** start of Supplied records **

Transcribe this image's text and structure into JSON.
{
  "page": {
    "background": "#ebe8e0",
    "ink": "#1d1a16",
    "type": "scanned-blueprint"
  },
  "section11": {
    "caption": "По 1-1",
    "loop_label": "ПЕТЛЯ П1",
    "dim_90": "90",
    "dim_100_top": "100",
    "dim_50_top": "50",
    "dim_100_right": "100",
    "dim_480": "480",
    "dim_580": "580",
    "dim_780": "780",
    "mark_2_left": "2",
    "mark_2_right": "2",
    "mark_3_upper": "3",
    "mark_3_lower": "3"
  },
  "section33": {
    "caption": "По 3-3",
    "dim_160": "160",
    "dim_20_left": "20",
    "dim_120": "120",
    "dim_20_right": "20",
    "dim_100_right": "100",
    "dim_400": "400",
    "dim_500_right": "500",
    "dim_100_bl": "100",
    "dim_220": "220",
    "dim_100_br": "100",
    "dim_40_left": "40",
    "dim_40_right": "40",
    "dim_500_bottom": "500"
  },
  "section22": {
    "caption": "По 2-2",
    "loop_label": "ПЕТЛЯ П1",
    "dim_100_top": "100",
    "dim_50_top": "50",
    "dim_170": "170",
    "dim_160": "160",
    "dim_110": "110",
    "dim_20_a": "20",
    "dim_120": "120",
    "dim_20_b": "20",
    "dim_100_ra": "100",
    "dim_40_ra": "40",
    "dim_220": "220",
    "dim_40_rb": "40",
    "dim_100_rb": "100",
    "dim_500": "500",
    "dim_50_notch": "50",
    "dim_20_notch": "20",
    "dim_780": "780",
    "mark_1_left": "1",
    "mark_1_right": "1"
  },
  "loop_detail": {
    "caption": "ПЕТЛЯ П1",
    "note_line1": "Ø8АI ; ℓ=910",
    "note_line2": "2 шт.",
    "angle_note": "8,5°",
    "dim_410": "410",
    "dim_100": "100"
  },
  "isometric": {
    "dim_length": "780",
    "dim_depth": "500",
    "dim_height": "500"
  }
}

** end of Supplied records **

Stated goal: Determine how many lines of the listing hold the word "caption" and reply with that figure alone.

Written reply: 4